▶ _Problem statement_
Transcribe the records exactly. Pictures do not belong in the transcription.

▶ _The input_
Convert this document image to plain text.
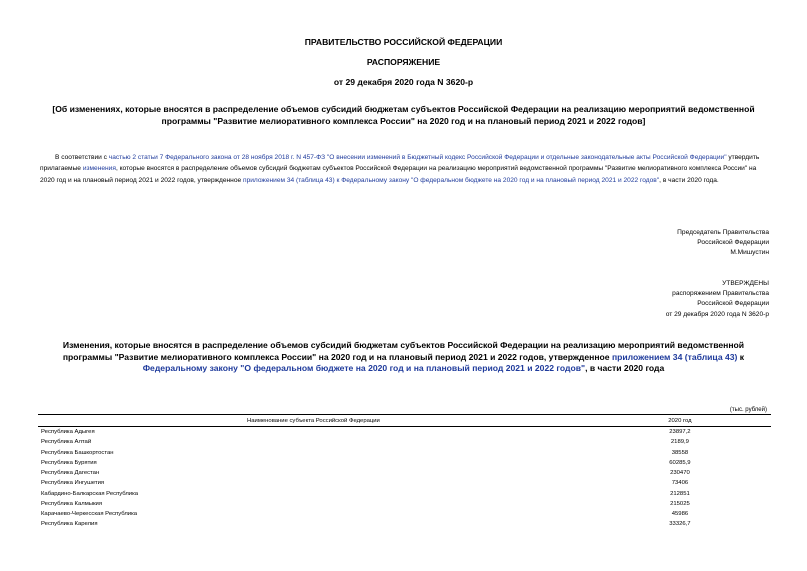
ПРАВИТЕЛЬСТВО РОССИЙСКОЙ ФЕДЕРАЦИИ
РАСПОРЯЖЕНИЕ
от 29 декабря 2020 года N 3620-р
[Об изменениях, которые вносятся в распределение объемов субсидий бюджетам субъектов Российской Федерации на реализацию мероприятий ведомственной программы "Развитие мелиоративного комплекса России" на 2020 год и на плановый период 2021 и 2022 годов]
В соответствии с частью 2 статьи 7 Федерального закона от 28 ноября 2018 г. N 457-ФЗ "О внесении изменений в Бюджетный кодекс Российской Федерации и отдельные законодательные акты Российской Федерации" утвердить прилагаемые изменения, которые вносятся в распределение объемов субсидий бюджетам субъектов Российской Федерации на реализацию мероприятий ведомственной программы "Развитие мелиоративного комплекса России" на 2020 год и на плановый период 2021 и 2022 годов, утвержденное приложением 34 (таблица 43) к Федеральному закону "О федеральном бюджете на 2020 год и на плановый период 2021 и 2022 годов", в части 2020 года.
Председатель Правительства
Российской Федерации
М.Мишустин
УТВЕРЖДЕНЫ
распоряжением Правительства
Российской Федерации
от 29 декабря 2020 года N 3620-р
Изменения, которые вносятся в распределение объемов субсидий бюджетам субъектов Российской Федерации на реализацию мероприятий ведомственной программы "Развитие мелиоративного комплекса России" на 2020 год и на плановый период 2021 и 2022 годов, утвержденное приложением 34 (таблица 43) к Федеральному закону "О федеральном бюджете на 2020 год и на плановый период 2021 и 2022 годов", в части 2020 года
(тыс. рублей)
Наименование субъекта Российской Федерации	2020 год
Республика Адыгея	23897,2
Республика Алтай	2189,9
Республика Башкортостан	38558
Республика Бурятия	60285,9
Республика Дагестан	230470
Республика Ингушетия	73406
Кабардино-Балкарская Республика	212851
Республика Калмыкия	215025
Карачаево-Черкесская Республика	45986
Республика Карелия	33326,7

▶ _In response_
Convert this document image to plain text.
ПРАВИТЕЛЬСТВО РОССИЙСКОЙ ФЕДЕРАЦИИ
РАСПОРЯЖЕНИЕ
от 29 декабря 2020 года N 3620-р
[Об изменениях, которые вносятся в распределение объемов субсидий бюджетам субъектов Российской Федерации на реализацию мероприятий ведомственной программы "Развитие мелиоративного комплекса России" на 2020 год и на плановый период 2021 и 2022 годов]
В соответствии с частью 2 статьи 7 Федерального закона от 28 ноября 2018 г. N 457-ФЗ "О внесении изменений в Бюджетный кодекс Российской Федерации и отдельные законодательные акты Российской Федерации" утвердить прилагаемые изменения, которые вносятся в распределение объемов субсидий бюджетам субъектов Российской Федерации на реализацию мероприятий ведомственной программы "Развитие мелиоративного комплекса России" на 2020 год и на плановый период 2021 и 2022 годов, утвержденное приложением 34 (таблица 43) к Федеральному закону "О федеральном бюджете на 2020 год и на плановый период 2021 и 2022 годов", в части 2020 года.
Председатель Правительства
Российской Федерации
М.Мишустин
УТВЕРЖДЕНЫ
распоряжением Правительства
Российской Федерации
от 29 декабря 2020 года N 3620-р
Изменения, которые вносятся в распределение объемов субсидий бюджетам субъектов Российской Федерации на реализацию мероприятий ведомственной программы "Развитие мелиоративного комплекса России" на 2020 год и на плановый период 2021 и 2022 годов, утвержденное приложением 34 (таблица 43) к Федеральному закону "О федеральном бюджете на 2020 год и на плановый период 2021 и 2022 годов", в части 2020 года
(тыс. рублей)
Наименование субъекта Российской Федерации	2020 год
Республика Адыгея	23897,2
Республика Алтай	2189,9
Республика Башкортостан	38558
Республика Бурятия	60285,9
Республика Дагестан	230470
Республика Ингушетия	73406
Кабардино-Балкарская Республика	212851
Республика Калмыкия	215025
Карачаево-Черкесская Республика	45986
Республика Карелия	33326,7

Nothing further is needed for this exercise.